Requirements: Select from the records below every line that has the word "надлежащего" in it.

Supplied data:
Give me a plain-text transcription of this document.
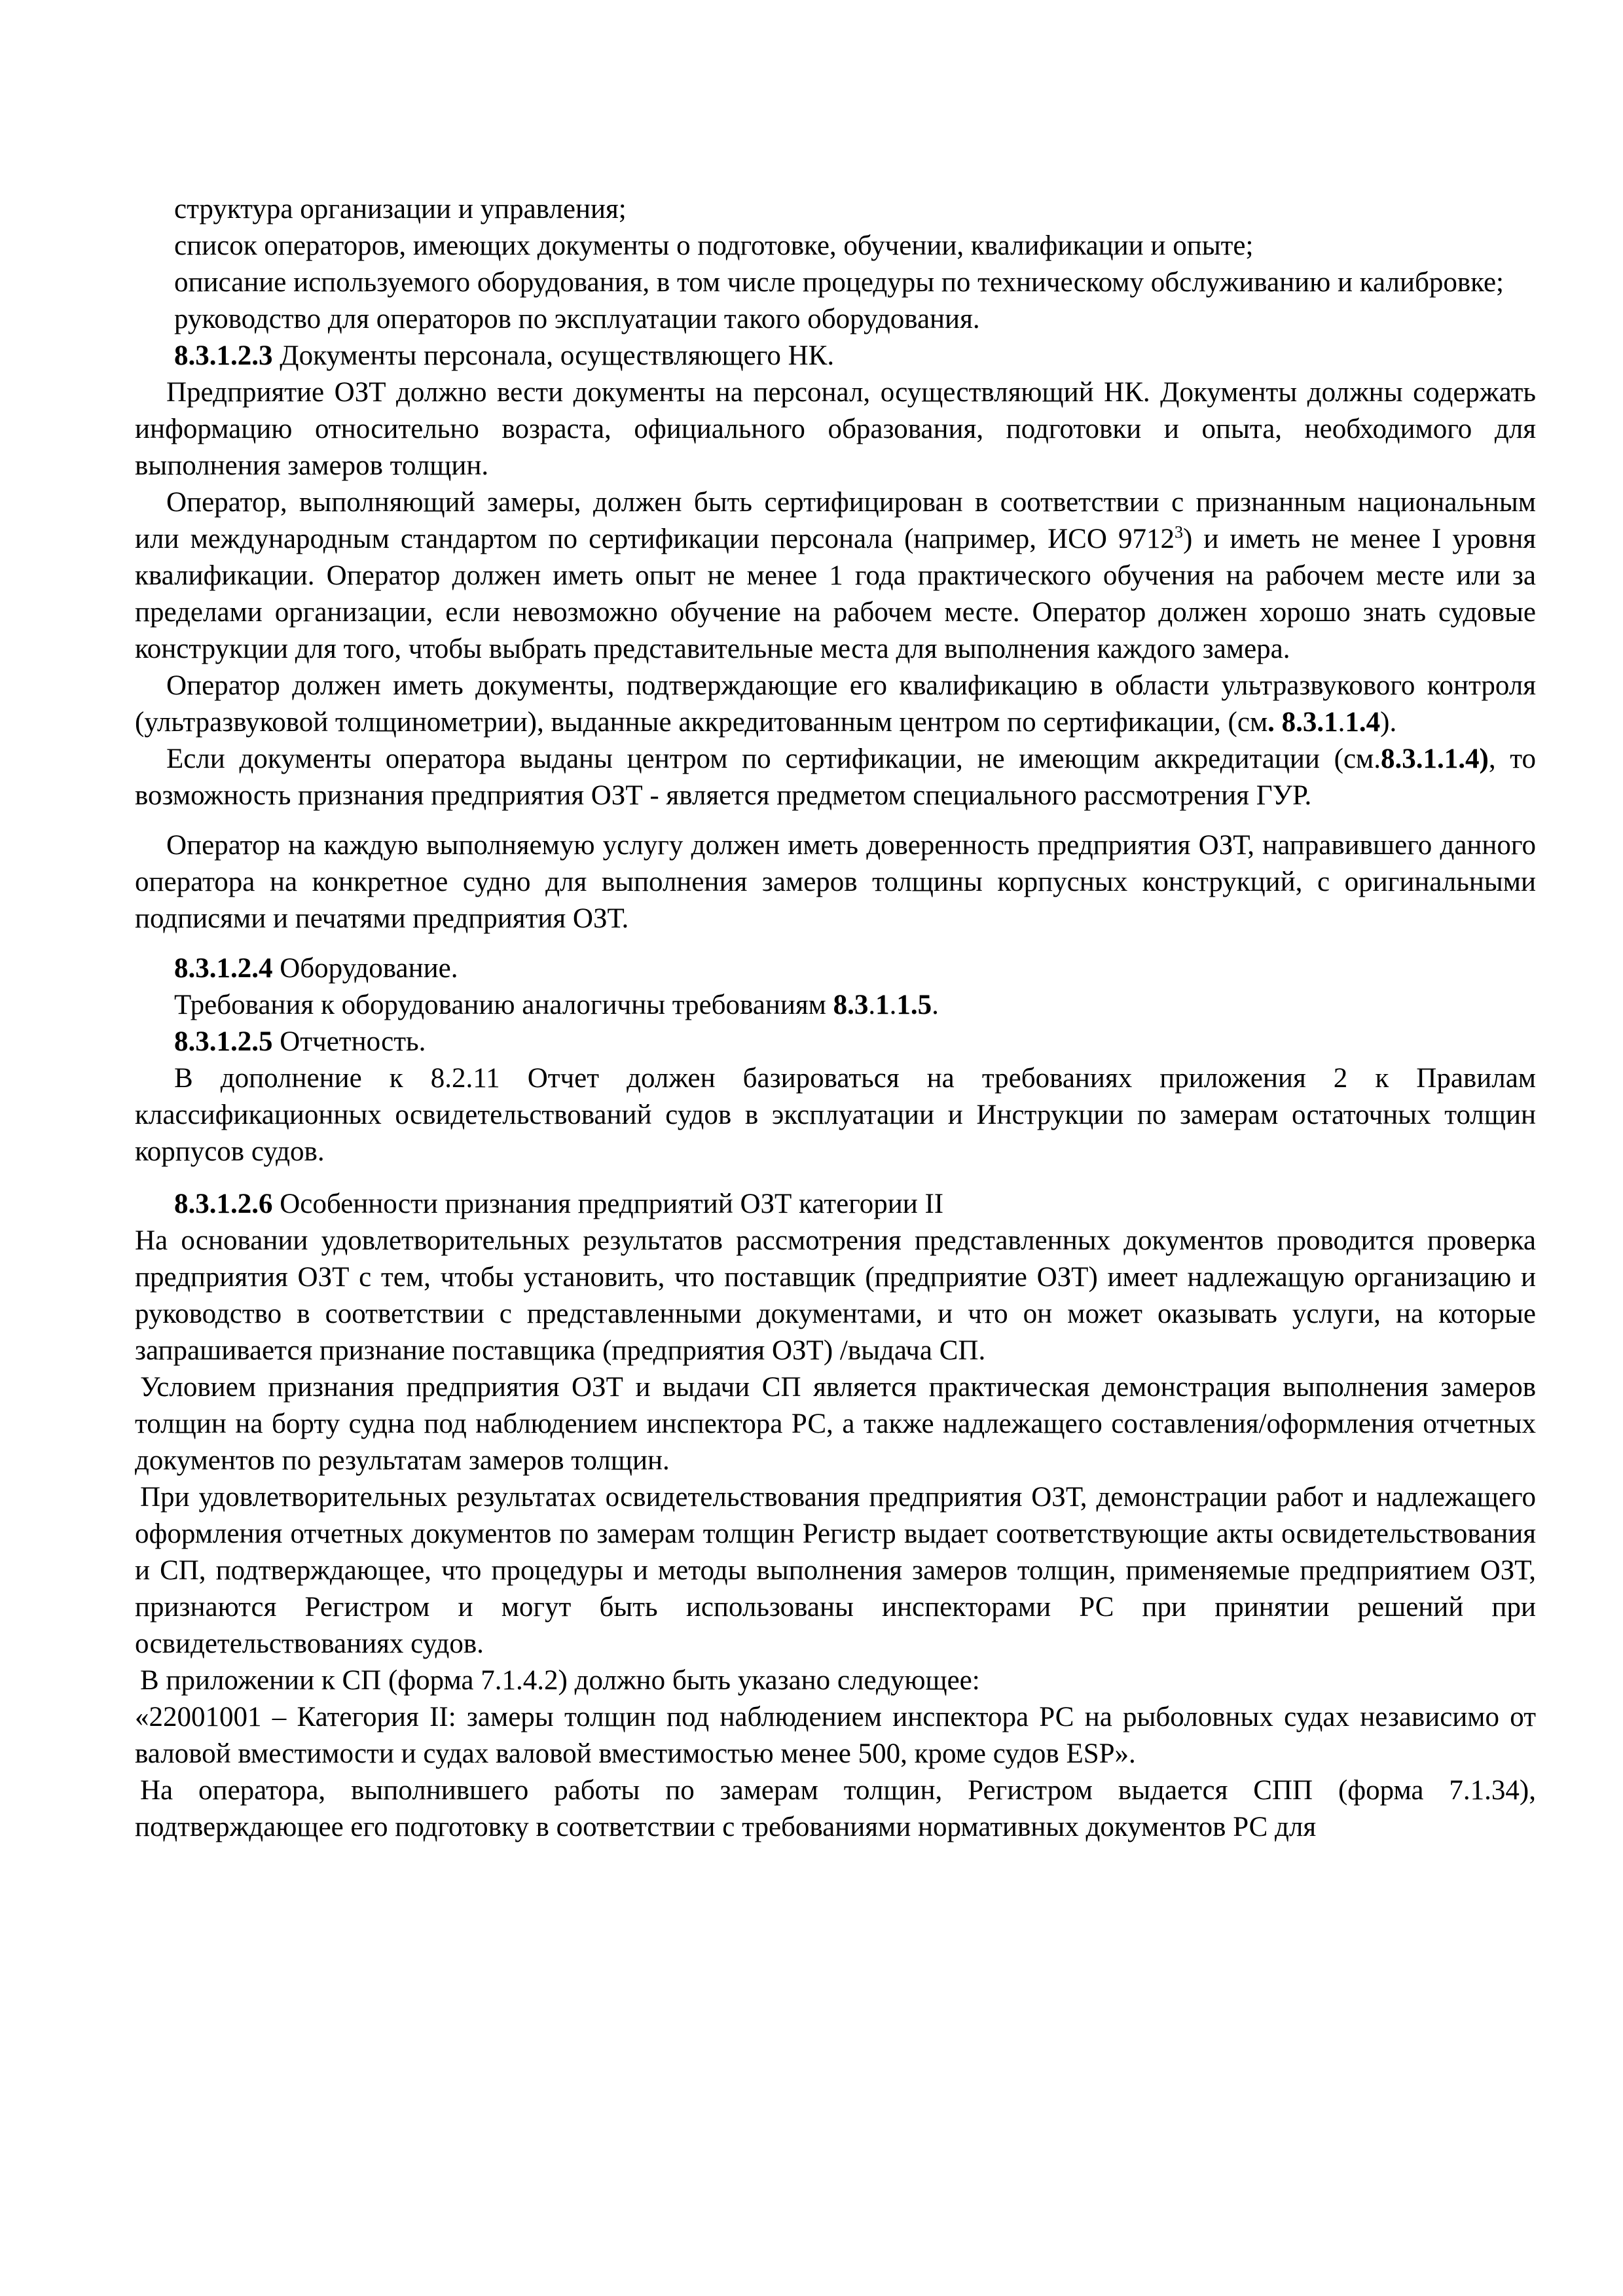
структура организации и управления;

список операторов, имеющих документы о подготовке, обучении, квалификации и опыте;

описание используемого оборудования, в том числе процедуры по техническому обслуживанию и калибровке;

руководство для операторов по эксплуатации такого оборудования.

8.3.1.2.3 Документы персонала, осуществляющего НК.

Предприятие ОЗТ должно вести документы на персонал, осуществляющий НК. Документы должны содержать информацию относительно возраста, официального образования, подготовки и опыта, необходимого для выполнения замеров толщин.

Оператор, выполняющий замеры, должен быть сертифицирован в соответствии с признанным национальным или международным стандартом по сертификации персонала (например, ИСО 9712$^3$) и иметь не менее I уровня квалификации. Оператор должен иметь опыт не менее 1 года практического обучения на рабочем месте или за пределами организации, если невозможно обучение на рабочем месте. Оператор должен хорошо знать судовые конструкции для того, чтобы выбрать представительные места для выполнения каждого замера.

Оператор должен иметь документы, подтверждающие его квалификацию в области ультразвукового контроля (ультразвуковой толщинометрии), выданные аккредитованным центром по сертификации, (см. 8.3.1.1.4).

Если документы оператора выданы центром по сертификации, не имеющим аккредитации (см.8.3.1.1.4), то возможность признания предприятия ОЗТ - является предметом специального рассмотрения ГУР.

Оператор на каждую выполняемую услугу должен иметь доверенность предприятия ОЗТ, направившего данного оператора на конкретное судно для выполнения замеров толщины корпусных конструкций, с оригинальными подписями и печатями предприятия ОЗТ.

8.3.1.2.4 Оборудование.

Требования к оборудованию аналогичны требованиям 8.3.1.1.5.

8.3.1.2.5 Отчетность.

В дополнение к 8.2.11 Отчет должен базироваться на требованиях приложения 2 к Правилам классификационных освидетельствований судов в эксплуатации и Инструкции по замерам остаточных толщин корпусов судов.

8.3.1.2.6 Особенности признания предприятий ОЗТ категории II

На основании удовлетворительных результатов рассмотрения представленных документов проводится проверка предприятия ОЗТ с тем, чтобы установить, что поставщик (предприятие ОЗТ) имеет надлежащую организацию и руководство в соответствии с представленными документами, и что он может оказывать услуги, на которые запрашивается признание поставщика (предприятия ОЗТ) /выдача СП.

Условием признания предприятия ОЗТ и выдачи СП является практическая демонстрация выполнения замеров толщин на борту судна под наблюдением инспектора РС, а также надлежащего составления/оформления отчетных документов по результатам замеров толщин.

При удовлетворительных результатах освидетельствования предприятия ОЗТ, демонстрации работ и надлежащего оформления отчетных документов по замерам толщин Регистр выдает соответствующие акты освидетельствования и СП, подтверждающее, что процедуры и методы выполнения замеров толщин, применяемые предприятием ОЗТ, признаются Регистром и могут быть использованы инспекторами РС при принятии решений при освидетельствованиях судов.

В приложении к СП (форма 7.1.4.2) должно быть указано следующее:

«22001001 – Категория II: замеры толщин под наблюдением инспектора РС на рыболовных судах независимо от валовой вместимости и судах валовой вместимостью менее 500, кроме судов ESP».

На оператора, выполнившего работы по замерам толщин, Регистром выдается СПП (форма 7.1.34), подтверждающее его подготовку в соответствии с требованиями нормативных документов РС для
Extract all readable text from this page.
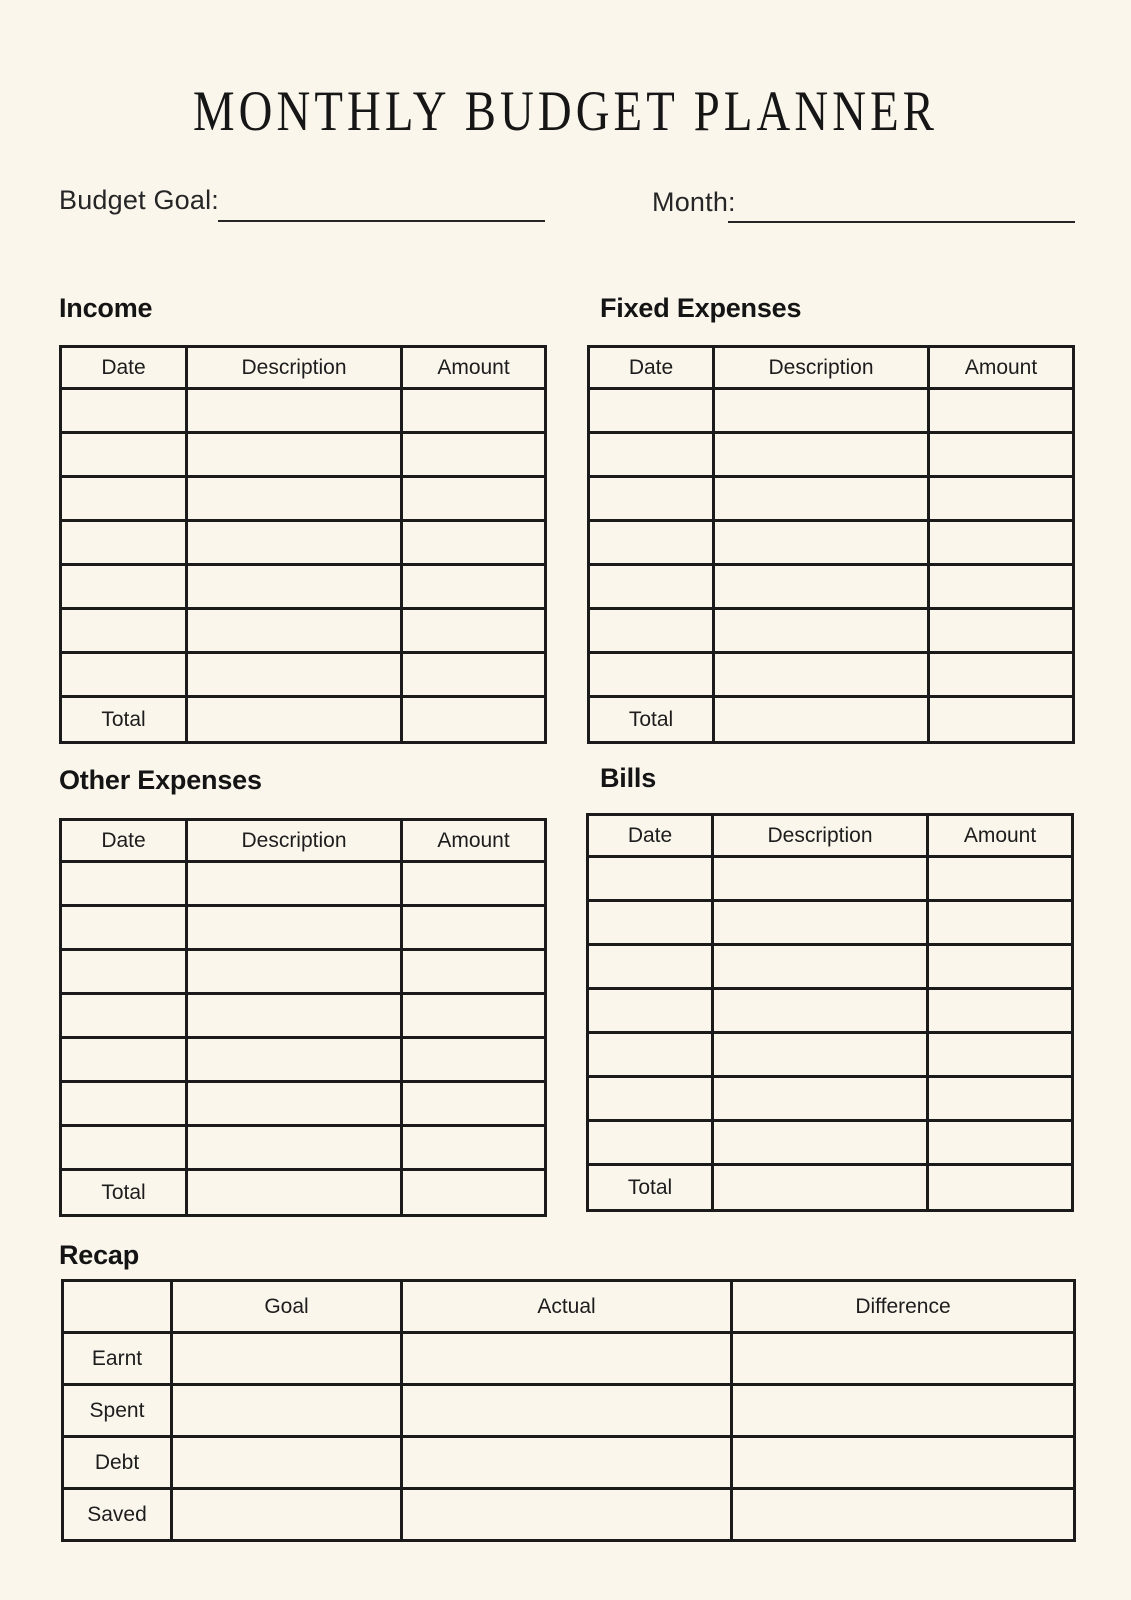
MONTHLY BUDGET PLANNER
Budget Goal:	Month:
Income	Fixed Expenses
Other Expenses	Bills
Recap
Date	Description	Amount

Total		
Date	Description	Amount

Total		
Date	Description	Amount

Total		
Date	Description	Amount

Total		
	Goal	Actual	Difference
Earnt			
Spent			
Debt			
Saved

Full solution:
Условием признания предприятия ОЗТ и выдачи СП является практическая демонстрация выполнения замеров толщин на борту судна под наблюдением инспектора РС, а также надлежащего составления/оформления отчетных документов по результатам замеров толщин.
При удовлетворительных результатах освидетельствования предприятия ОЗТ, демонстрации работ и надлежащего оформления отчетных документов по замерам толщин Регистр выдает соответствующие акты освидетельствования и СП, подтверждающее, что процедуры и методы выполнения замеров толщин, применяемые предприятием ОЗТ, признаются Регистром и могут быть использованы инспекторами РС при принятии решений при освидетельствованиях судов.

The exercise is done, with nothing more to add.